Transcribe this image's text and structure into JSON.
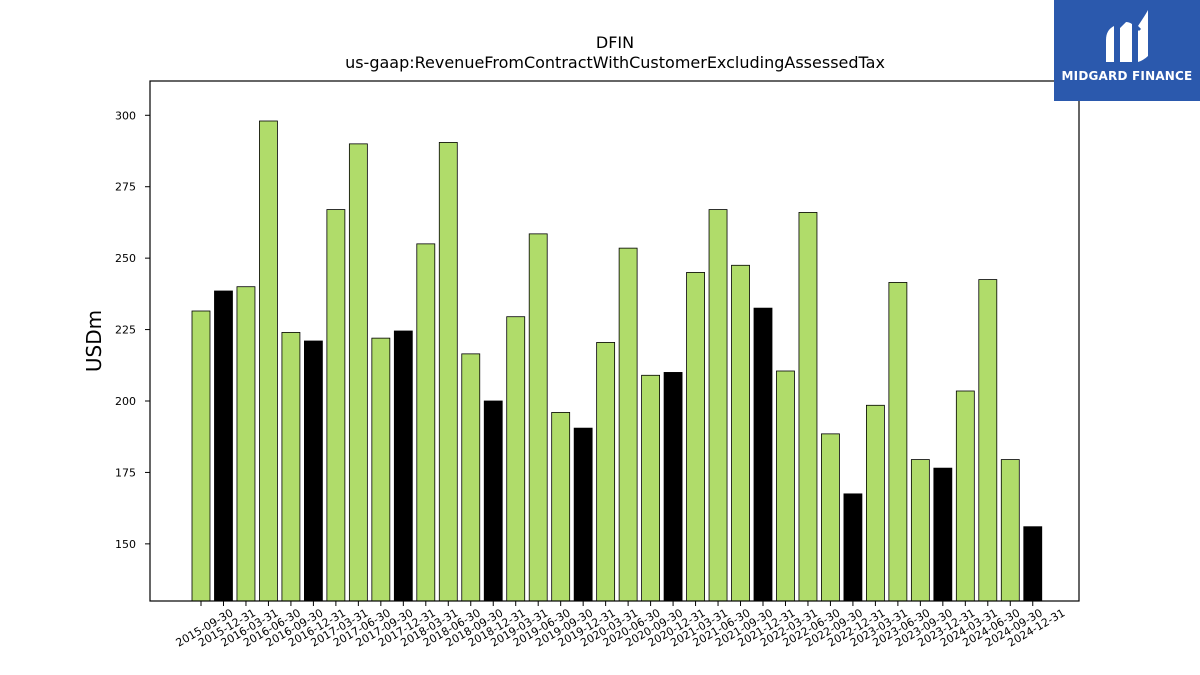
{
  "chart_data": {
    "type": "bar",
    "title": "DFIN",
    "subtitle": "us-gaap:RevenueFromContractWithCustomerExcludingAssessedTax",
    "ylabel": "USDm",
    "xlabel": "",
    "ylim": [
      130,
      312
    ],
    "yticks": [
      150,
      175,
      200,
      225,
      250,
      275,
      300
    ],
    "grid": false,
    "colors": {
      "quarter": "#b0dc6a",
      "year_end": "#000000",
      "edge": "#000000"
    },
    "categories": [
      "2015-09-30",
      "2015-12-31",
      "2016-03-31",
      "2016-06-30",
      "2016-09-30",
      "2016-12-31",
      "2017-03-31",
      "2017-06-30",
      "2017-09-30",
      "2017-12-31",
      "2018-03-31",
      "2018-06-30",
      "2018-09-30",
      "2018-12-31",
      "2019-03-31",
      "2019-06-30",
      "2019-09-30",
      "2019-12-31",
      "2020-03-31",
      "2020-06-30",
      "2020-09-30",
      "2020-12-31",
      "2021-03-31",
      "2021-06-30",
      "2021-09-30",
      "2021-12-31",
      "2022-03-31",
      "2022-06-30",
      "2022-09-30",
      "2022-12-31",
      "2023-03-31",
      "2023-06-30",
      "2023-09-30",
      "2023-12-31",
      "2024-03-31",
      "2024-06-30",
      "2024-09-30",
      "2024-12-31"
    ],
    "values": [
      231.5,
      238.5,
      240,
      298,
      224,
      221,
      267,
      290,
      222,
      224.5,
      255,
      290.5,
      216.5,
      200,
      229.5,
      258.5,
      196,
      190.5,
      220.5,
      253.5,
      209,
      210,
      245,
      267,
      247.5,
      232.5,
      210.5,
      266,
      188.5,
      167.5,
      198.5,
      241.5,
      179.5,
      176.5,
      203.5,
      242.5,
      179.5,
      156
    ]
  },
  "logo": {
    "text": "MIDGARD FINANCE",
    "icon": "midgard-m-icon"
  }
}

■ ■ ■ ■ ■

### [What you need to do]
Your task is to gather every line with the word "text" and copy it.

### [Solved problem]
Transcribe this image's text and structure into JSON.
    "text": "MIDGARD FINANCE",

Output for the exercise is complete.